▸ **Given exercise**
Reproduce all of the data exactly, with no line skipped.

▸ **Material for this task**
- - - - -
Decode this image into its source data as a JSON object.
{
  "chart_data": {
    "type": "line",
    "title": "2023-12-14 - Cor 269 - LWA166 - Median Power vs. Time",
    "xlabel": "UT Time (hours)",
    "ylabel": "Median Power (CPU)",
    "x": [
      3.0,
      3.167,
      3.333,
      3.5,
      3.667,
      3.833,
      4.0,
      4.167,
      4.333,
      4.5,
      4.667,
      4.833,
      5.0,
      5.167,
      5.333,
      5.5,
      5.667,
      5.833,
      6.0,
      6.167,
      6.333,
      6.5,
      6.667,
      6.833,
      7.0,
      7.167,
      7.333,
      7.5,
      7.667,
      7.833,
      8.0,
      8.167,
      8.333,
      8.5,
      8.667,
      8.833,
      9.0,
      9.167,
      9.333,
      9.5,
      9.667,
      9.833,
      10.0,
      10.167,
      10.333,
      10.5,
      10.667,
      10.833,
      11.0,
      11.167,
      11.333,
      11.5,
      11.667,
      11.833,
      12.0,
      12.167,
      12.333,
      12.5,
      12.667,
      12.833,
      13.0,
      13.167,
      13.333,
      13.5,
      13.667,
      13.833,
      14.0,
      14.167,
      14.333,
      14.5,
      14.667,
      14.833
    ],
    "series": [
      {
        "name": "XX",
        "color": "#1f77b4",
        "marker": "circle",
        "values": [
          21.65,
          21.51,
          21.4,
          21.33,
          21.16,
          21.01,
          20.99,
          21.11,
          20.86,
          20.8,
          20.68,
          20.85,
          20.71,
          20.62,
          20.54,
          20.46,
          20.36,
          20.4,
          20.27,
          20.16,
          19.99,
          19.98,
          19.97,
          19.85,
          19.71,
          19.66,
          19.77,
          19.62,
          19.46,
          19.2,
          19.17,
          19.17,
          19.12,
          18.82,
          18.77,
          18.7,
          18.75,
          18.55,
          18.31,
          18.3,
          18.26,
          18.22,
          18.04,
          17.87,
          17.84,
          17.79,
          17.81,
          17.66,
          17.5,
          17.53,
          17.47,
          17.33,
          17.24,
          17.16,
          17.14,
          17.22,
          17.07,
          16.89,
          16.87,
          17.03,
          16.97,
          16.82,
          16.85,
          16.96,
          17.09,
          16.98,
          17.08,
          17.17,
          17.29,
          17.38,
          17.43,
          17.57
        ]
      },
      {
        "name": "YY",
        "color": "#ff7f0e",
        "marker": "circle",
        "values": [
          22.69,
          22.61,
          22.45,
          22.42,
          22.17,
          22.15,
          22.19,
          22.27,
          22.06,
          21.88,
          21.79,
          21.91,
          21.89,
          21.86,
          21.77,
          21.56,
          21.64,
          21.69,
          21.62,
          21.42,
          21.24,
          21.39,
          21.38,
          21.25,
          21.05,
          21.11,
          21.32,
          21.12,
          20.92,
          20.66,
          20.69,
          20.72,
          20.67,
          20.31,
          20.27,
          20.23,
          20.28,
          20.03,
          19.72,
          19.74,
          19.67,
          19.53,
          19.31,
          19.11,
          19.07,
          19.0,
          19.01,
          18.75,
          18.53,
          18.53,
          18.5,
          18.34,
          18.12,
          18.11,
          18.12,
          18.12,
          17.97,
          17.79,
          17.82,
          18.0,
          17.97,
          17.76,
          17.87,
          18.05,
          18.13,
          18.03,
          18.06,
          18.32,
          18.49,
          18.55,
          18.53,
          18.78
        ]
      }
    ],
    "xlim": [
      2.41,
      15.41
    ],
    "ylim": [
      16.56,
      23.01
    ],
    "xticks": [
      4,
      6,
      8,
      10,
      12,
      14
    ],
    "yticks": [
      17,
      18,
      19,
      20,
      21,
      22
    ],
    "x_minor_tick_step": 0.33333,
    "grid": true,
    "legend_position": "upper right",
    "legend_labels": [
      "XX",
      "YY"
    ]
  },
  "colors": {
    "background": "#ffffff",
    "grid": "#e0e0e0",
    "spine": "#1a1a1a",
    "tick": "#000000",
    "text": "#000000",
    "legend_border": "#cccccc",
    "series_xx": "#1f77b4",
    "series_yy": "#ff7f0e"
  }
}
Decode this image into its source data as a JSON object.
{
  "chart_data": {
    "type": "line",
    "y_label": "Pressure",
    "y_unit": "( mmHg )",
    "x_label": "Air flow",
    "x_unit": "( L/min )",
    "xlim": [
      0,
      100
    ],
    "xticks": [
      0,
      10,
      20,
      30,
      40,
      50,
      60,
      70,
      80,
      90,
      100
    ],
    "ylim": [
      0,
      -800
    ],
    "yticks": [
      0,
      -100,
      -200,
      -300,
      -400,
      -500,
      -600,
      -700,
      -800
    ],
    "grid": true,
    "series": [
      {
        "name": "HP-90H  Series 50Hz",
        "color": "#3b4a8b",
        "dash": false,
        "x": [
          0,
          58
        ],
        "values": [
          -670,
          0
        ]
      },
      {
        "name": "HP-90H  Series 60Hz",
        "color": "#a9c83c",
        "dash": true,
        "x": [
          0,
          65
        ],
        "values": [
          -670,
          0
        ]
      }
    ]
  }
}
- - - - -
▸ **Final result**
Decode this image into its source data as a JSON object.
{
  "chart_data": {
    "type": "line",
    "title": "2023-12-14 - Cor 269 - LWA166 - Median Power vs. Time",
    "xlabel": "UT Time (hours)",
    "ylabel": "Median Power (CPU)",
    "x": [
      3.0,
      3.167,
      3.333,
      3.5,
      3.667,
      3.833,
      4.0,
      4.167,
      4.333,
      4.5,
      4.667,
      4.833,
      5.0,
      5.167,
      5.333,
      5.5,
      5.667,
      5.833,
      6.0,
      6.167,
      6.333,
      6.5,
      6.667,
      6.833,
      7.0,
      7.167,
      7.333,
      7.5,
      7.667,
      7.833,
      8.0,
      8.167,
      8.333,
      8.5,
      8.667,
      8.833,
      9.0,
      9.167,
      9.333,
      9.5,
      9.667,
      9.833,
      10.0,
      10.167,
      10.333,
      10.5,
      10.667,
      10.833,
      11.0,
      11.167,
      11.333,
      11.5,
      11.667,
      11.833,
      12.0,
      12.167,
      12.333,
      12.5,
      12.667,
      12.833,
      13.0,
      13.167,
      13.333,
      13.5,
      13.667,
      13.833,
      14.0,
      14.167,
      14.333,
      14.5,
      14.667,
      14.833
    ],
    "series": [
      {
        "name": "XX",
        "color": "#1f77b4",
        "marker": "circle",
        "values": [
          21.65,
          21.51,
          21.4,
          21.33,
          21.16,
          21.01,
          20.99,
          21.11,
          20.86,
          20.8,
          20.68,
          20.85,
          20.71,
          20.62,
          20.54,
          20.46,
          20.36,
          20.4,
          20.27,
          20.16,
          19.99,
          19.98,
          19.97,
          19.85,
          19.71,
          19.66,
          19.77,
          19.62,
          19.46,
          19.2,
          19.17,
          19.17,
          19.12,
          18.82,
          18.77,
          18.7,
          18.75,
          18.55,
          18.31,
          18.3,
          18.26,
          18.22,
          18.04,
          17.87,
          17.84,
          17.79,
          17.81,
          17.66,
          17.5,
          17.53,
          17.47,
          17.33,
          17.24,
          17.16,
          17.14,
          17.22,
          17.07,
          16.89,
          16.87,
          17.03,
          16.97,
          16.82,
          16.85,
          16.96,
          17.09,
          16.98,
          17.08,
          17.17,
          17.29,
          17.38,
          17.43,
          17.57
        ]
      },
      {
        "name": "YY",
        "color": "#ff7f0e",
        "marker": "circle",
        "values": [
          22.69,
          22.61,
          22.45,
          22.42,
          22.17,
          22.15,
          22.19,
          22.27,
          22.06,
          21.88,
          21.79,
          21.91,
          21.89,
          21.86,
          21.77,
          21.56,
          21.64,
          21.69,
          21.62,
          21.42,
          21.24,
          21.39,
          21.38,
          21.25,
          21.05,
          21.11,
          21.32,
          21.12,
          20.92,
          20.66,
          20.69,
          20.72,
          20.67,
          20.31,
          20.27,
          20.23,
          20.28,
          20.03,
          19.72,
          19.74,
          19.67,
          19.53,
          19.31,
          19.11,
          19.07,
          19.0,
          19.01,
          18.75,
          18.53,
          18.53,
          18.5,
          18.34,
          18.12,
          18.11,
          18.12,
          18.12,
          17.97,
          17.79,
          17.82,
          18.0,
          17.97,
          17.76,
          17.87,
          18.05,
          18.13,
          18.03,
          18.06,
          18.32,
          18.49,
          18.55,
          18.53,
          18.78
        ]
      }
    ],
    "xlim": [
      2.41,
      15.41
    ],
    "ylim": [
      16.56,
      23.01
    ],
    "xticks": [
      4,
      6,
      8,
      10,
      12,
      14
    ],
    "yticks": [
      17,
      18,
      19,
      20,
      21,
      22
    ],
    "x_minor_tick_step": 0.33333,
    "grid": true,
    "legend_position": "upper right",
    "legend_labels": [
      "XX",
      "YY"
    ]
  },
  "colors": {
    "background": "#ffffff",
    "grid": "#e0e0e0",
    "spine": "#1a1a1a",
    "tick": "#000000",
    "text": "#000000",
    "legend_border": "#cccccc",
    "series_xx": "#1f77b4",
    "series_yy": "#ff7f0e"
  }
}
Decode this image into its source data as a JSON object.
{
  "chart_data": {
    "type": "line",
    "y_label": "Pressure",
    "y_unit": "( mmHg )",
    "x_label": "Air flow",
    "x_unit": "( L/min )",
    "xlim": [
      0,
      100
    ],
    "xticks": [
      0,
      10,
      20,
      30,
      40,
      50,
      60,
      70,
      80,
      90,
      100
    ],
    "ylim": [
      0,
      -800
    ],
    "yticks": [
      0,
      -100,
      -200,
      -300,
      -400,
      -500,
      -600,
      -700,
      -800
    ],
    "grid": true,
    "series": [
      {
        "name": "HP-90H  Series 50Hz",
        "color": "#3b4a8b",
        "dash": false,
        "x": [
          0,
          58
        ],
        "values": [
          -670,
          0
        ]
      },
      {
        "name": "HP-90H  Series 60Hz",
        "color": "#a9c83c",
        "dash": true,
        "x": [
          0,
          65
        ],
        "values": [
          -670,
          0
        ]
      }
    ]
  }
}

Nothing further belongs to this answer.